ENTRIES SUPPLIED:
****************

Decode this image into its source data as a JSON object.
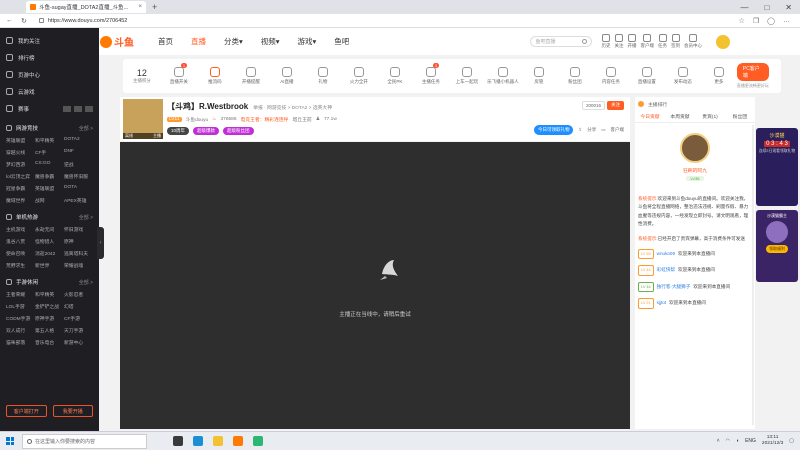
{
  "browser": {
    "tab_title": "斗鱼-sugay直播_DOTA2直播_斗鱼...",
    "tab_close": "×",
    "new_tab": "+",
    "url": "https://www.douyu.com/2706452",
    "window_min": "—",
    "window_max": "□",
    "window_close": "✕"
  },
  "header": {
    "logo": "斗鱼",
    "menu": [
      "首页",
      "直播",
      "分类▾",
      "视频▾",
      "游戏▾",
      "鱼吧"
    ],
    "active_menu": "直播",
    "search_placeholder": "鱼吧直播",
    "icons": [
      "历史",
      "关注",
      "开播",
      "客户端",
      "任务",
      "签到",
      "会员中心"
    ]
  },
  "sidebar": {
    "top_items": [
      "我的关注",
      "排行榜",
      "页游中心",
      "云游戏"
    ],
    "hot_label": "赛事",
    "sections": [
      {
        "title": "网游竞技",
        "more": "全部 >",
        "items": [
          "英雄联盟",
          "和平精英",
          "DOTA2",
          "穿越火线",
          "CF手",
          "DNF",
          "梦幻西游",
          "CS:GO",
          "逆战",
          "lol云顶之弈",
          "魔兽争霸",
          "魔兽怀旧服",
          "冠星争霸",
          "英雄联盟",
          "DOTA",
          "魔域世界",
          "战网",
          "APEX英雄"
        ]
      },
      {
        "title": "单机热游",
        "more": "全部 >",
        "items": [
          "主机游戏",
          "永劫无间",
          "怀旧游戏",
          "鬼谷八荒",
          "怪物猎人",
          "原神",
          "使命召唤",
          "消逝2042",
          "逃离塔科夫",
          "荒野求生",
          "新世界",
          "荣耀战魂"
        ]
      },
      {
        "title": "手游休闲",
        "more": "全部 >",
        "items": [
          "王者荣耀",
          "和平精英",
          "火影忍者",
          "LOL手游",
          "金铲铲之战",
          "幻塔",
          "CODM手游",
          "原神手游",
          "CF手游",
          "双人成行",
          "第五人格",
          "天刀手游",
          "猫咪部落",
          "音乐电台",
          "新游中心"
        ]
      }
    ],
    "bottom_buttons": [
      "客户端打开",
      "我要开播"
    ],
    "collapse": "‹"
  },
  "toolbar": {
    "count": "12",
    "count_label": "主播积分",
    "items": [
      {
        "label": "直播开关",
        "badge": "1"
      },
      {
        "label": "推流码",
        "badge": ""
      },
      {
        "label": "开播提醒",
        "badge": ""
      },
      {
        "label": "AI直播",
        "badge": ""
      },
      {
        "label": "礼物",
        "badge": ""
      },
      {
        "label": "火力全开",
        "badge": ""
      },
      {
        "label": "全民PK",
        "badge": ""
      },
      {
        "label": "主播任务",
        "badge": "3"
      },
      {
        "label": "上车一起玩",
        "badge": ""
      },
      {
        "label": "乐飞播小机器人",
        "badge": ""
      },
      {
        "label": "房管",
        "badge": ""
      },
      {
        "label": "粉丝团",
        "badge": ""
      },
      {
        "label": "内容任务",
        "badge": ""
      },
      {
        "label": "直播设置",
        "badge": ""
      },
      {
        "label": "发布动态",
        "badge": ""
      },
      {
        "label": "更多",
        "badge": ""
      }
    ],
    "pc_button": "PC客户端",
    "pc_sub": "直播更流畅更好玩"
  },
  "room": {
    "title": "【斗鸡】R.Westbrook",
    "crumbs": "举报 · 网游竞技 > DOTA2 > 选英大神",
    "level": "LV11",
    "owner": "斗鱼douyu",
    "hot": "376586",
    "notice": "电竞王者：精彩连连呼",
    "category": "塔丘王前",
    "fans": "77.1w",
    "avatar_left": "离线",
    "avatar_right": "主播",
    "tags": [
      "10周年",
      "超级爆款",
      "超级粉丝团"
    ],
    "follow_count": "200016",
    "follow_btn": "关注",
    "task": "今日可领取礼物",
    "share": "分享",
    "report": "客户端"
  },
  "player": {
    "message": "主播正在当线中，请稍后重试"
  },
  "chat": {
    "rank_label": "主播排行",
    "tabs": [
      "今日贡献",
      "本周贡献",
      "贵宾(1)",
      "粉丝团"
    ],
    "top_user": "狂刷的阿九",
    "top_level": "LV35",
    "system_1_label": "系统提示:",
    "system_1": "欢迎来到斗鱼douyu的直播间。欢迎关注我，斗鱼将全程直播网络，整治违法违规、刷量作假、暴力血腥等违规内容，一经发现立即封号。请文明观看，理性消费。",
    "system_2_label": "系统提示:",
    "system_2": "已经开启了贵宾弹幕，高于消费条件可发送",
    "messages": [
      {
        "lv": "LV 55",
        "name": "wnuko09",
        "text": "欢迎来到本直播间",
        "cls": "b"
      },
      {
        "lv": "LV 44",
        "name": "彩虹快帮",
        "text": "欢迎来到本直播间",
        "cls": "b"
      },
      {
        "lv": "LV 46",
        "name": "独行客·大腿狮子",
        "text": "欢迎来到本直播间",
        "cls": ""
      },
      {
        "lv": "LV 21",
        "name": "sjjtot",
        "text": "欢迎来到本直播间",
        "cls": "b"
      }
    ]
  },
  "ads": {
    "ad1_title": "沙漠猫",
    "ad1_clock": "0 3 : 4 3",
    "ad1_sub": "连续5日观看领取礼物",
    "ad2_title": "沙漠猫霸主",
    "ad2_btn": "领取福利"
  },
  "taskbar": {
    "search_placeholder": "在这里输入你要搜索的内容",
    "tray_lang": "ENG",
    "time": "13:11",
    "date": "2021/12/3"
  }
}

****************

STATED TASK: Your job is to transcribe the entries above exactly; skip the pictures.

EXERCISE OUTPUT:
Decode this image into its source data as a JSON object.
{
  "browser": {
    "tab_title": "斗鱼-sugay直播_DOTA2直播_斗鱼...",
    "tab_close": "×",
    "new_tab": "+",
    "url": "https://www.douyu.com/2706452",
    "window_min": "—",
    "window_max": "□",
    "window_close": "✕"
  },
  "header": {
    "logo": "斗鱼",
    "menu": [
      "首页",
      "直播",
      "分类▾",
      "视频▾",
      "游戏▾",
      "鱼吧"
    ],
    "active_menu": "直播",
    "search_placeholder": "鱼吧直播",
    "icons": [
      "历史",
      "关注",
      "开播",
      "客户端",
      "任务",
      "签到",
      "会员中心"
    ]
  },
  "sidebar": {
    "top_items": [
      "我的关注",
      "排行榜",
      "页游中心",
      "云游戏"
    ],
    "hot_label": "赛事",
    "sections": [
      {
        "title": "网游竞技",
        "more": "全部 >",
        "items": [
          "英雄联盟",
          "和平精英",
          "DOTA2",
          "穿越火线",
          "CF手",
          "DNF",
          "梦幻西游",
          "CS:GO",
          "逆战",
          "lol云顶之弈",
          "魔兽争霸",
          "魔兽怀旧服",
          "冠星争霸",
          "英雄联盟",
          "DOTA",
          "魔域世界",
          "战网",
          "APEX英雄"
        ]
      },
      {
        "title": "单机热游",
        "more": "全部 >",
        "items": [
          "主机游戏",
          "永劫无间",
          "怀旧游戏",
          "鬼谷八荒",
          "怪物猎人",
          "原神",
          "使命召唤",
          "消逝2042",
          "逃离塔科夫",
          "荒野求生",
          "新世界",
          "荣耀战魂"
        ]
      },
      {
        "title": "手游休闲",
        "more": "全部 >",
        "items": [
          "王者荣耀",
          "和平精英",
          "火影忍者",
          "LOL手游",
          "金铲铲之战",
          "幻塔",
          "CODM手游",
          "原神手游",
          "CF手游",
          "双人成行",
          "第五人格",
          "天刀手游",
          "猫咪部落",
          "音乐电台",
          "新游中心"
        ]
      }
    ],
    "bottom_buttons": [
      "客户端打开",
      "我要开播"
    ],
    "collapse": "‹"
  },
  "toolbar": {
    "count": "12",
    "count_label": "主播积分",
    "items": [
      {
        "label": "直播开关",
        "badge": "1"
      },
      {
        "label": "推流码",
        "badge": ""
      },
      {
        "label": "开播提醒",
        "badge": ""
      },
      {
        "label": "AI直播",
        "badge": ""
      },
      {
        "label": "礼物",
        "badge": ""
      },
      {
        "label": "火力全开",
        "badge": ""
      },
      {
        "label": "全民PK",
        "badge": ""
      },
      {
        "label": "主播任务",
        "badge": "3"
      },
      {
        "label": "上车一起玩",
        "badge": ""
      },
      {
        "label": "乐飞播小机器人",
        "badge": ""
      },
      {
        "label": "房管",
        "badge": ""
      },
      {
        "label": "粉丝团",
        "badge": ""
      },
      {
        "label": "内容任务",
        "badge": ""
      },
      {
        "label": "直播设置",
        "badge": ""
      },
      {
        "label": "发布动态",
        "badge": ""
      },
      {
        "label": "更多",
        "badge": ""
      }
    ],
    "pc_button": "PC客户端",
    "pc_sub": "直播更流畅更好玩"
  },
  "room": {
    "title": "【斗鸡】R.Westbrook",
    "crumbs": "举报 · 网游竞技 > DOTA2 > 选英大神",
    "level": "LV11",
    "owner": "斗鱼douyu",
    "hot": "376586",
    "notice": "电竞王者：精彩连连呼",
    "category": "塔丘王前",
    "fans": "77.1w",
    "avatar_left": "离线",
    "avatar_right": "主播",
    "tags": [
      "10周年",
      "超级爆款",
      "超级粉丝团"
    ],
    "follow_count": "200016",
    "follow_btn": "关注",
    "task": "今日可领取礼物",
    "share": "分享",
    "report": "客户端"
  },
  "player": {
    "message": "主播正在当线中，请稍后重试"
  },
  "chat": {
    "rank_label": "主播排行",
    "tabs": [
      "今日贡献",
      "本周贡献",
      "贵宾(1)",
      "粉丝团"
    ],
    "top_user": "狂刷的阿九",
    "top_level": "LV35",
    "system_1_label": "系统提示:",
    "system_1": "欢迎来到斗鱼douyu的直播间。欢迎关注我，斗鱼将全程直播网络，整治违法违规、刷量作假、暴力血腥等违规内容，一经发现立即封号。请文明观看，理性消费。",
    "system_2_label": "系统提示:",
    "system_2": "已经开启了贵宾弹幕，高于消费条件可发送",
    "messages": [
      {
        "lv": "LV 55",
        "name": "wnuko09",
        "text": "欢迎来到本直播间",
        "cls": "b"
      },
      {
        "lv": "LV 44",
        "name": "彩虹快帮",
        "text": "欢迎来到本直播间",
        "cls": "b"
      },
      {
        "lv": "LV 46",
        "name": "独行客·大腿狮子",
        "text": "欢迎来到本直播间",
        "cls": ""
      },
      {
        "lv": "LV 21",
        "name": "sjjtot",
        "text": "欢迎来到本直播间",
        "cls": "b"
      }
    ]
  },
  "ads": {
    "ad1_title": "沙漠猫",
    "ad1_clock": "0 3 : 4 3",
    "ad1_sub": "连续5日观看领取礼物",
    "ad2_title": "沙漠猫霸主",
    "ad2_btn": "领取福利"
  },
  "taskbar": {
    "search_placeholder": "在这里输入你要搜索的内容",
    "tray_lang": "ENG",
    "time": "13:11",
    "date": "2021/12/3"
  }
}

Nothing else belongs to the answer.